Exercise requirements >> Please determine how many lines of the material include the word "ylabel", and respond with nothing but that number.

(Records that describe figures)
----------------

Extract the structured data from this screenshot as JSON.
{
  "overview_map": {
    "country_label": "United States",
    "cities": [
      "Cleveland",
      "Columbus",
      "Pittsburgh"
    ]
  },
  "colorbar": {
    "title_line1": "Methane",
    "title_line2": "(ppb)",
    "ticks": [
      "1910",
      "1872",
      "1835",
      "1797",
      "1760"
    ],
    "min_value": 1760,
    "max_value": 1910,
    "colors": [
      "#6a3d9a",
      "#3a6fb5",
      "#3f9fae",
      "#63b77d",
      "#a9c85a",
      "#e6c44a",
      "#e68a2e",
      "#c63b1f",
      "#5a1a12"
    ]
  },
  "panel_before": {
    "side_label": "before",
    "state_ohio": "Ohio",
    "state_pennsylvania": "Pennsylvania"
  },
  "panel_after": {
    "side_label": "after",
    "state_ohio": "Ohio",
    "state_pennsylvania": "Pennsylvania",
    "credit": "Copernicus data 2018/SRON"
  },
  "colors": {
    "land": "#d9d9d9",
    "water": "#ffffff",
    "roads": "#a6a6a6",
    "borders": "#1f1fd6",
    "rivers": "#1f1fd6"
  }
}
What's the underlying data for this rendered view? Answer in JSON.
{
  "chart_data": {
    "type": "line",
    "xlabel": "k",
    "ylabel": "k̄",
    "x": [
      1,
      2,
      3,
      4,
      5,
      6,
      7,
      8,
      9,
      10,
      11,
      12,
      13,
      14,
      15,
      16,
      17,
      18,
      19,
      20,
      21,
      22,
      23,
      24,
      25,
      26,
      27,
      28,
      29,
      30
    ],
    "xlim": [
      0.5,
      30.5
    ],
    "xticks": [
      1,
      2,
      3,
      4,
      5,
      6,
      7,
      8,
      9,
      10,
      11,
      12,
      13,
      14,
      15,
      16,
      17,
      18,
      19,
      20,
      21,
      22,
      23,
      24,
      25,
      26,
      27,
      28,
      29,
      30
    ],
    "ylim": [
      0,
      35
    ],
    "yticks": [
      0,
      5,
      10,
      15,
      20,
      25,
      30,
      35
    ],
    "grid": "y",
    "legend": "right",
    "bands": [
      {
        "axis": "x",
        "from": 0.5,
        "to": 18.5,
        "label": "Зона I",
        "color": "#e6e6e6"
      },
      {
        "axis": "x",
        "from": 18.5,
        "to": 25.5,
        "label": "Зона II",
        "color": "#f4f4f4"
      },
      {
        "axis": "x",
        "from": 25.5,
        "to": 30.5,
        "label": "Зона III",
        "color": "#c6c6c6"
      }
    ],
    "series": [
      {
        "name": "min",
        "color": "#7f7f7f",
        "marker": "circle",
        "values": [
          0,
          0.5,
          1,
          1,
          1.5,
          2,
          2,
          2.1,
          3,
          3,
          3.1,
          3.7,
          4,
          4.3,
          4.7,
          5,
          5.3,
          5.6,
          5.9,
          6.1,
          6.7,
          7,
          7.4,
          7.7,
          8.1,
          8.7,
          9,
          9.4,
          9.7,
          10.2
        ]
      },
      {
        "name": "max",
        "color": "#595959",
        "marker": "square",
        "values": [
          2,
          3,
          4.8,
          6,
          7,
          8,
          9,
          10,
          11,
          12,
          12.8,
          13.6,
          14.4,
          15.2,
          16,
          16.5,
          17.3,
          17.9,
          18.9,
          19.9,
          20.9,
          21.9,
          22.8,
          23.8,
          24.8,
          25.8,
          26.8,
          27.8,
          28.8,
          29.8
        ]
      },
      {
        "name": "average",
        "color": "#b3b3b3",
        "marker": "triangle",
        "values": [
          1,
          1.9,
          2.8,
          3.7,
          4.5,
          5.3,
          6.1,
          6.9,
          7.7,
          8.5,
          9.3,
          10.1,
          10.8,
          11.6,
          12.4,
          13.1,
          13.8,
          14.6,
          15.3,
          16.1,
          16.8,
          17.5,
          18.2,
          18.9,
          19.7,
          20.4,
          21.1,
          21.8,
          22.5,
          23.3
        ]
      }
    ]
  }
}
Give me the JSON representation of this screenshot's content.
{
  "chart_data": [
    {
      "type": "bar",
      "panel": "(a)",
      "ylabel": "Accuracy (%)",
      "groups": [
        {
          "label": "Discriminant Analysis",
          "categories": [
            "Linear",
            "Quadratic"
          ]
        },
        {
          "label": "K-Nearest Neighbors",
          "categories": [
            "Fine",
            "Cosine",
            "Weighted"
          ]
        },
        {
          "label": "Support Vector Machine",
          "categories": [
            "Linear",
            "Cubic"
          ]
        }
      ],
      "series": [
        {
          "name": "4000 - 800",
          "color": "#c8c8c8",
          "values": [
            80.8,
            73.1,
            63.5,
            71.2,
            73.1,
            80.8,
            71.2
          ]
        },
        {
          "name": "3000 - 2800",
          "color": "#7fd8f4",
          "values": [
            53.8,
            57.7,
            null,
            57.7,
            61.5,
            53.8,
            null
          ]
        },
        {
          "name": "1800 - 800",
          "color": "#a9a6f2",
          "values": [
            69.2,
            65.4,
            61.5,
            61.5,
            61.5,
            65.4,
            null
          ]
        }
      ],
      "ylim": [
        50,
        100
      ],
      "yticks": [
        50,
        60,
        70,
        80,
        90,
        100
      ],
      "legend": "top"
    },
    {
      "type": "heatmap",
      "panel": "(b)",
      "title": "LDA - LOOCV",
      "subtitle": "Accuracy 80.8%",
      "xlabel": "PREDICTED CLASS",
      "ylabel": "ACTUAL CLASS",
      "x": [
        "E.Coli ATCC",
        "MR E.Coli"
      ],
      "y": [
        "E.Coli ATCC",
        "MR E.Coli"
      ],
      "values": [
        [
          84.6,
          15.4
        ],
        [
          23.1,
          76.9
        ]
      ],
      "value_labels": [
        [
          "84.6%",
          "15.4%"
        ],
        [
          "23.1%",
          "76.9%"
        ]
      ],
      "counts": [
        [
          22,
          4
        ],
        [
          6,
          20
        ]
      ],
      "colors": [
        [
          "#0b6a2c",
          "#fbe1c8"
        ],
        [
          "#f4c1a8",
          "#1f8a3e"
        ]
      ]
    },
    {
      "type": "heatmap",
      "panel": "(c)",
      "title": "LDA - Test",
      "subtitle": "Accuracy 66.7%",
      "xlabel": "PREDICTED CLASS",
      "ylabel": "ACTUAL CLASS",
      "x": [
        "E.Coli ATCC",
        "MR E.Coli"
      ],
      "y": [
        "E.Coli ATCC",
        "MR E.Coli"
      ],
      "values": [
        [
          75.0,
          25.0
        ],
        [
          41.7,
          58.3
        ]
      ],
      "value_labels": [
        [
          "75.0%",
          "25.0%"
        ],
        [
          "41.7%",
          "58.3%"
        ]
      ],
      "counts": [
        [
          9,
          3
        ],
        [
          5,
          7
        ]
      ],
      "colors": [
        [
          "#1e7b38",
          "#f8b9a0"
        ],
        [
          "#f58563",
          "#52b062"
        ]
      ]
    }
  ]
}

----------------

Response >> 4